= Stated problem =
In the data, extract each line that holds the string "KZIA".

-- START OF Input for this task --

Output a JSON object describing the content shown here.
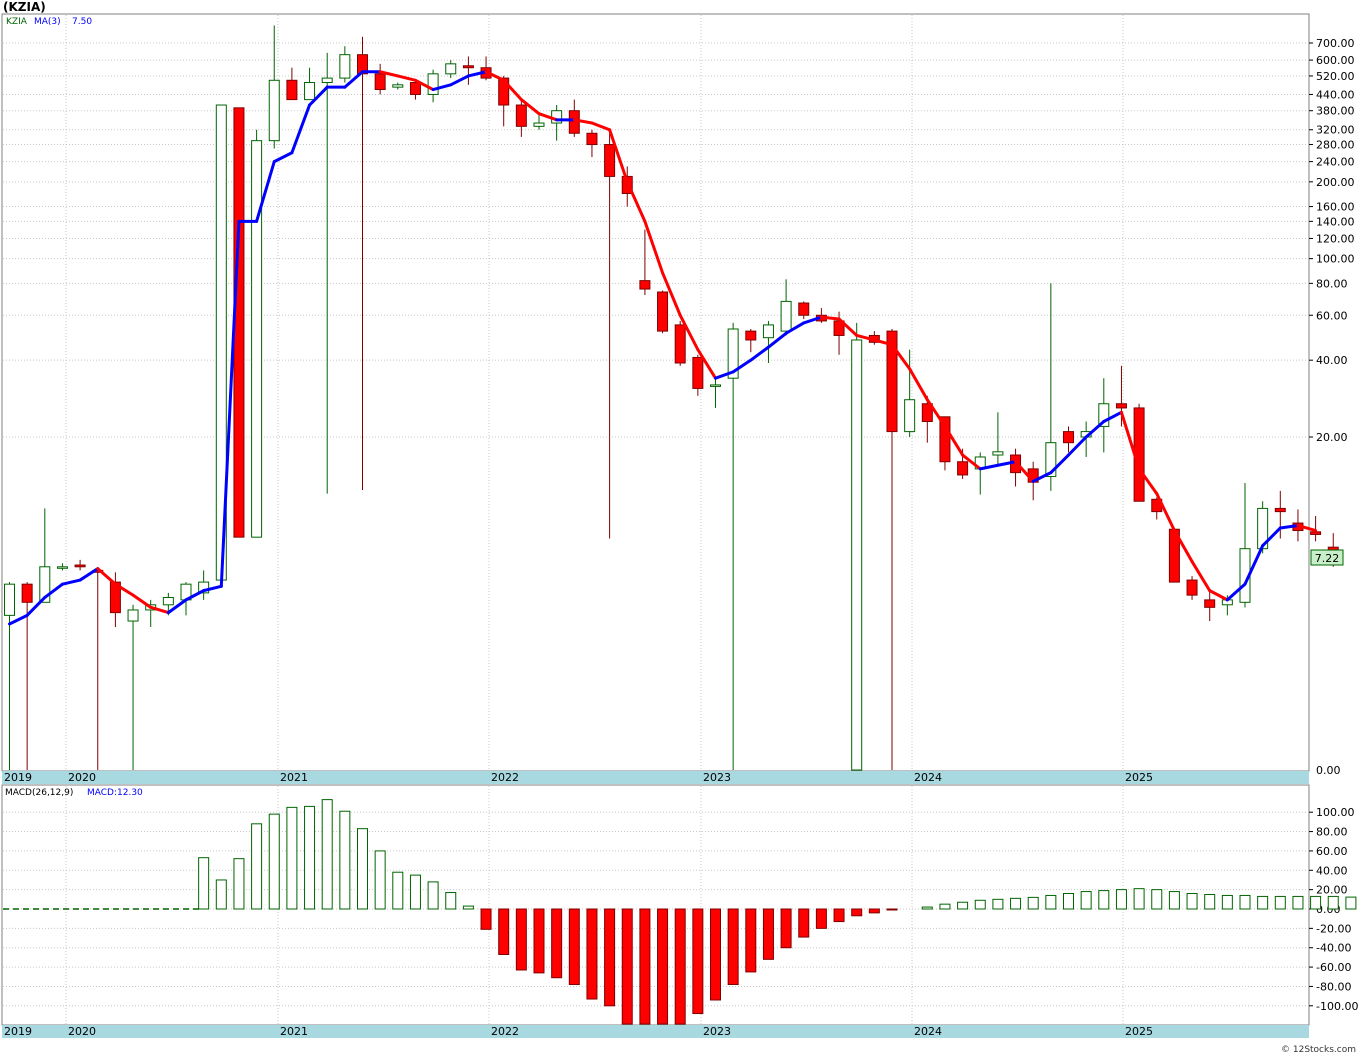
{
  "header": {
    "title": "(KZIA)"
  },
  "price_panel": {
    "indicator_label": "KZIA",
    "ma_label": "MA(3)",
    "ma_value": "7.50",
    "last_price": "7.22"
  },
  "macd_panel": {
    "label": "MACD(26,12,9)",
    "value_label": "MACD:12.30"
  },
  "footer": {
    "credit": "© 12Stocks.com"
  },
  "colors": {
    "up": "#006400",
    "down": "#ff0000",
    "ma_up": "#0000ff",
    "ma_down": "#ff0000",
    "axis_band": "#a8d8e0",
    "grid": "#c8c8c8"
  },
  "chart_data": [
    {
      "type": "candlestick",
      "title": "(KZIA)",
      "scale": "log",
      "x_tick_labels": [
        "2019",
        "2020",
        "2021",
        "2022",
        "2023",
        "2024",
        "2025"
      ],
      "y_tick_labels": [
        "700.00",
        "600.00",
        "520.00",
        "440.00",
        "380.00",
        "320.00",
        "280.00",
        "240.00",
        "200.00",
        "160.00",
        "140.00",
        "120.00",
        "100.00",
        "80.00",
        "60.00",
        "40.00",
        "20.00",
        "0.00"
      ],
      "y_ticks": [
        700,
        600,
        520,
        440,
        380,
        320,
        280,
        240,
        200,
        160,
        140,
        120,
        100,
        80,
        60,
        40,
        20
      ],
      "bottom_label_value": 0.1,
      "last_price": 7.22,
      "bars": [
        {
          "date": "2019-11",
          "o": 4.0,
          "h": 5.4,
          "l": 0.1,
          "c": 5.3
        },
        {
          "date": "2019-12",
          "o": 5.3,
          "h": 5.4,
          "l": 0.1,
          "c": 4.5
        },
        {
          "date": "2020-01",
          "o": 4.5,
          "h": 10.5,
          "l": 4.5,
          "c": 6.2
        },
        {
          "date": "2020-02",
          "o": 6.2,
          "h": 6.4,
          "l": 6.0,
          "c": 6.2
        },
        {
          "date": "2020-03",
          "o": 6.3,
          "h": 6.6,
          "l": 6.0,
          "c": 6.2
        },
        {
          "date": "2020-04",
          "o": 6.0,
          "h": 6.1,
          "l": 0.1,
          "c": 5.9
        },
        {
          "date": "2020-05",
          "o": 5.4,
          "h": 5.9,
          "l": 3.6,
          "c": 4.1
        },
        {
          "date": "2020-06",
          "o": 3.8,
          "h": 4.4,
          "l": 0.1,
          "c": 4.2
        },
        {
          "date": "2020-07",
          "o": 4.2,
          "h": 4.6,
          "l": 3.6,
          "c": 4.4
        },
        {
          "date": "2020-08",
          "o": 4.4,
          "h": 4.9,
          "l": 4.0,
          "c": 4.7
        },
        {
          "date": "2020-09",
          "o": 4.6,
          "h": 5.4,
          "l": 4.0,
          "c": 5.3
        },
        {
          "date": "2020-10",
          "o": 4.9,
          "h": 6.0,
          "l": 4.6,
          "c": 5.4
        },
        {
          "date": "2020-11",
          "o": 5.5,
          "h": 400,
          "l": 5.4,
          "c": 400
        },
        {
          "date": "2020-12",
          "o": 390,
          "h": 390,
          "l": 8.1,
          "c": 8.1
        },
        {
          "date": "2021-01",
          "o": 8.1,
          "h": 320,
          "l": 8.1,
          "c": 290
        },
        {
          "date": "2021-02",
          "o": 290,
          "h": 820,
          "l": 270,
          "c": 500
        },
        {
          "date": "2021-03",
          "o": 500,
          "h": 560,
          "l": 420,
          "c": 420
        },
        {
          "date": "2021-04",
          "o": 420,
          "h": 560,
          "l": 420,
          "c": 490
        },
        {
          "date": "2021-05",
          "o": 490,
          "h": 640,
          "l": 12,
          "c": 510
        },
        {
          "date": "2021-06",
          "o": 510,
          "h": 680,
          "l": 490,
          "c": 630
        },
        {
          "date": "2021-07",
          "o": 630,
          "h": 740,
          "l": 12.4,
          "c": 530
        },
        {
          "date": "2021-08",
          "o": 530,
          "h": 580,
          "l": 440,
          "c": 460
        },
        {
          "date": "2021-09",
          "o": 470,
          "h": 490,
          "l": 460,
          "c": 480
        },
        {
          "date": "2021-10",
          "o": 490,
          "h": 500,
          "l": 420,
          "c": 440
        },
        {
          "date": "2021-11",
          "o": 440,
          "h": 550,
          "l": 410,
          "c": 530
        },
        {
          "date": "2021-12",
          "o": 530,
          "h": 600,
          "l": 510,
          "c": 580
        },
        {
          "date": "2022-01",
          "o": 570,
          "h": 620,
          "l": 480,
          "c": 560
        },
        {
          "date": "2022-02",
          "o": 560,
          "h": 620,
          "l": 500,
          "c": 510
        },
        {
          "date": "2022-03",
          "o": 510,
          "h": 520,
          "l": 330,
          "c": 400
        },
        {
          "date": "2022-04",
          "o": 400,
          "h": 420,
          "l": 300,
          "c": 330
        },
        {
          "date": "2022-05",
          "o": 330,
          "h": 370,
          "l": 320,
          "c": 340
        },
        {
          "date": "2022-06",
          "o": 340,
          "h": 400,
          "l": 290,
          "c": 380
        },
        {
          "date": "2022-07",
          "o": 380,
          "h": 420,
          "l": 300,
          "c": 310
        },
        {
          "date": "2022-08",
          "o": 310,
          "h": 320,
          "l": 250,
          "c": 280
        },
        {
          "date": "2022-09",
          "o": 280,
          "h": 310,
          "l": 8.0,
          "c": 210
        },
        {
          "date": "2022-10",
          "o": 210,
          "h": 230,
          "l": 160,
          "c": 180
        },
        {
          "date": "2022-11",
          "o": 82,
          "h": 130,
          "l": 72,
          "c": 76
        },
        {
          "date": "2022-12",
          "o": 74,
          "h": 75,
          "l": 51,
          "c": 52
        },
        {
          "date": "2023-01",
          "o": 55,
          "h": 57,
          "l": 38,
          "c": 39
        },
        {
          "date": "2023-02",
          "o": 41,
          "h": 42,
          "l": 29,
          "c": 31
        },
        {
          "date": "2023-03",
          "o": 32,
          "h": 34,
          "l": 26,
          "c": 32
        },
        {
          "date": "2023-04",
          "o": 34,
          "h": 56,
          "l": 0.1,
          "c": 53
        },
        {
          "date": "2023-05",
          "o": 52,
          "h": 53,
          "l": 43,
          "c": 48
        },
        {
          "date": "2023-06",
          "o": 49,
          "h": 57,
          "l": 39,
          "c": 55
        },
        {
          "date": "2023-07",
          "o": 52,
          "h": 83,
          "l": 50,
          "c": 68
        },
        {
          "date": "2023-08",
          "o": 67,
          "h": 68,
          "l": 58,
          "c": 60
        },
        {
          "date": "2023-09",
          "o": 60,
          "h": 64,
          "l": 56,
          "c": 57
        },
        {
          "date": "2023-10",
          "o": 57,
          "h": 62,
          "l": 42,
          "c": 50
        },
        {
          "date": "2023-11",
          "o": 0.1,
          "h": 56,
          "l": 0.1,
          "c": 48
        },
        {
          "date": "2023-12",
          "o": 50,
          "h": 52,
          "l": 46,
          "c": 47
        },
        {
          "date": "2024-01",
          "o": 52,
          "h": 53,
          "l": 0.1,
          "c": 21
        },
        {
          "date": "2024-02",
          "o": 21,
          "h": 44,
          "l": 20,
          "c": 28
        },
        {
          "date": "2024-03",
          "o": 27,
          "h": 29,
          "l": 19,
          "c": 23
        },
        {
          "date": "2024-04",
          "o": 24,
          "h": 23,
          "l": 14.8,
          "c": 16
        },
        {
          "date": "2024-05",
          "o": 16,
          "h": 18,
          "l": 13.7,
          "c": 14.2
        },
        {
          "date": "2024-06",
          "o": 15,
          "h": 17.4,
          "l": 11.9,
          "c": 16.7
        },
        {
          "date": "2024-07",
          "o": 17,
          "h": 25,
          "l": 15.5,
          "c": 17.5
        },
        {
          "date": "2024-08",
          "o": 17,
          "h": 18,
          "l": 12.8,
          "c": 14.5
        },
        {
          "date": "2024-09",
          "o": 15,
          "h": 16,
          "l": 11.3,
          "c": 13.3
        },
        {
          "date": "2024-10",
          "o": 14,
          "h": 80,
          "l": 12.3,
          "c": 19
        },
        {
          "date": "2024-11",
          "o": 21,
          "h": 22,
          "l": 17.4,
          "c": 19
        },
        {
          "date": "2024-12",
          "o": 20,
          "h": 23,
          "l": 16.7,
          "c": 21
        },
        {
          "date": "2025-01",
          "o": 22,
          "h": 34,
          "l": 17.4,
          "c": 27
        },
        {
          "date": "2025-02",
          "o": 27,
          "h": 38,
          "l": 22,
          "c": 26
        },
        {
          "date": "2025-03",
          "o": 26,
          "h": 27,
          "l": 11.3,
          "c": 11.2
        },
        {
          "date": "2025-04",
          "o": 11.4,
          "h": 11.6,
          "l": 9.5,
          "c": 10.2
        },
        {
          "date": "2025-05",
          "o": 8.7,
          "h": 8.8,
          "l": 5.4,
          "c": 5.4
        },
        {
          "date": "2025-06",
          "o": 5.5,
          "h": 5.7,
          "l": 4.6,
          "c": 4.8
        },
        {
          "date": "2025-07",
          "o": 4.6,
          "h": 5.0,
          "l": 3.8,
          "c": 4.3
        },
        {
          "date": "2025-08",
          "o": 4.4,
          "h": 4.8,
          "l": 4.0,
          "c": 4.6
        },
        {
          "date": "2025-09",
          "o": 4.5,
          "h": 13.2,
          "l": 4.3,
          "c": 7.3
        },
        {
          "date": "2025-10",
          "o": 7.3,
          "h": 11.2,
          "l": 7.0,
          "c": 10.5
        },
        {
          "date": "2025-11",
          "o": 10.5,
          "h": 12.3,
          "l": 8.0,
          "c": 10.2
        },
        {
          "date": "2025-12",
          "o": 9.2,
          "h": 10.4,
          "l": 7.8,
          "c": 8.6
        },
        {
          "date": "2026-01",
          "o": 8.5,
          "h": 9.8,
          "l": 7.8,
          "c": 8.3
        },
        {
          "date": "2026-02",
          "o": 7.4,
          "h": 8.4,
          "l": 6.2,
          "c": 7.2
        }
      ],
      "ma3": [
        3.7,
        4.0,
        4.7,
        5.3,
        5.5,
        6.1,
        5.3,
        4.8,
        4.3,
        4.1,
        4.6,
        5.0,
        5.2,
        140,
        140,
        240,
        260,
        400,
        470,
        470,
        540,
        540,
        520,
        500,
        460,
        480,
        520,
        540,
        500,
        420,
        370,
        350,
        350,
        340,
        320,
        200,
        140,
        88,
        60,
        44,
        34,
        36,
        40,
        45,
        51,
        56,
        59,
        58,
        50,
        48,
        46,
        37,
        28,
        22,
        17,
        15,
        15.5,
        16,
        13.4,
        14.5,
        17,
        20,
        23,
        25,
        15,
        12,
        8.6,
        6.5,
        5.0,
        4.6,
        5.3,
        7.5,
        8.8,
        9.0,
        8.6
      ]
    },
    {
      "type": "bar",
      "title": "MACD(26,12,9)",
      "y_tick_labels": [
        "100.00",
        "80.00",
        "60.00",
        "40.00",
        "20.00",
        "0.00",
        "-20.00",
        "-40.00",
        "-60.00",
        "-80.00",
        "-100.00"
      ],
      "y_ticks": [
        100,
        80,
        60,
        40,
        20,
        0,
        -20,
        -40,
        -60,
        -80,
        -100
      ],
      "ylim": [
        -122,
        117
      ],
      "x_tick_labels": [
        "2019",
        "2020",
        "2021",
        "2022",
        "2023",
        "2024",
        "2025"
      ],
      "values": [
        0,
        0,
        0,
        0,
        0,
        0,
        0,
        0,
        0,
        0,
        0,
        53,
        30,
        52,
        88,
        98,
        105,
        106,
        113,
        101,
        83,
        60,
        38,
        35,
        28,
        17,
        3,
        -21,
        -47,
        -63,
        -66,
        -71,
        -78,
        -93,
        -100,
        -120,
        -125,
        -122,
        -119,
        -108,
        -94,
        -78,
        -65,
        -52,
        -40,
        -29,
        -20,
        -13,
        -7,
        -4,
        -1,
        0,
        2,
        5,
        7,
        9,
        10,
        11,
        12,
        14,
        16,
        18,
        19,
        20,
        21,
        20,
        18,
        16,
        15,
        14,
        14,
        13,
        13,
        13,
        13,
        13,
        12.3
      ]
    }
  ]
}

-- END OF Input for this task --

= Exercise solution =
    "title": "(KZIA)"
    "indicator_label": "KZIA",
      "title": "(KZIA)",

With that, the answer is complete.